> **The problem**
Quote all of the data below exactly, please.

Items listed in a dataset
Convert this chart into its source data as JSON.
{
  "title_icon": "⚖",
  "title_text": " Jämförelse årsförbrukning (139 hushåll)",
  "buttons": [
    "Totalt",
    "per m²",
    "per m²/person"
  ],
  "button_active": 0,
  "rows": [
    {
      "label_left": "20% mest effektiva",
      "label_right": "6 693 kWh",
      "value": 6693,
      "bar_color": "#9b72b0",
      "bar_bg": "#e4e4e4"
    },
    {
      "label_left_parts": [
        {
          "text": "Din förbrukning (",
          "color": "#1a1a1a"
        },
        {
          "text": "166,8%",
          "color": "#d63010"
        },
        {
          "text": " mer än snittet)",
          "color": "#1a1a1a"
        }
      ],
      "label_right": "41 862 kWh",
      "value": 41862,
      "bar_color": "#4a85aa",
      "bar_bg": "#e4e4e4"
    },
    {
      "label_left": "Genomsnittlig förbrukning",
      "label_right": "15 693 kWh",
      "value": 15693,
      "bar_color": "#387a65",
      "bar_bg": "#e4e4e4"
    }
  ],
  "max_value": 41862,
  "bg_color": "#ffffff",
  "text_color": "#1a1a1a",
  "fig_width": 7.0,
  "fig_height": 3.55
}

> **Answer below**
Convert this chart into its source data as JSON.
{
  "title_icon": "⚖",
  "title_text": " Jämförelse årsförbrukning (139 hushåll)",
  "buttons": [
    "Totalt",
    "per m²",
    "per m²/person"
  ],
  "button_active": 0,
  "rows": [
    {
      "label_left": "20% mest effektiva",
      "label_right": "6 693 kWh",
      "value": 6693,
      "bar_color": "#9b72b0",
      "bar_bg": "#e4e4e4"
    },
    {
      "label_left_parts": [
        {
          "text": "Din förbrukning (",
          "color": "#1a1a1a"
        },
        {
          "text": "166,8%",
          "color": "#d63010"
        },
        {
          "text": " mer än snittet)",
          "color": "#1a1a1a"
        }
      ],
      "label_right": "41 862 kWh",
      "value": 41862,
      "bar_color": "#4a85aa",
      "bar_bg": "#e4e4e4"
    },
    {
      "label_left": "Genomsnittlig förbrukning",
      "label_right": "15 693 kWh",
      "value": 15693,
      "bar_color": "#387a65",
      "bar_bg": "#e4e4e4"
    }
  ],
  "max_value": 41862,
  "bg_color": "#ffffff",
  "text_color": "#1a1a1a",
  "fig_width": 7.0,
  "fig_height": 3.55
}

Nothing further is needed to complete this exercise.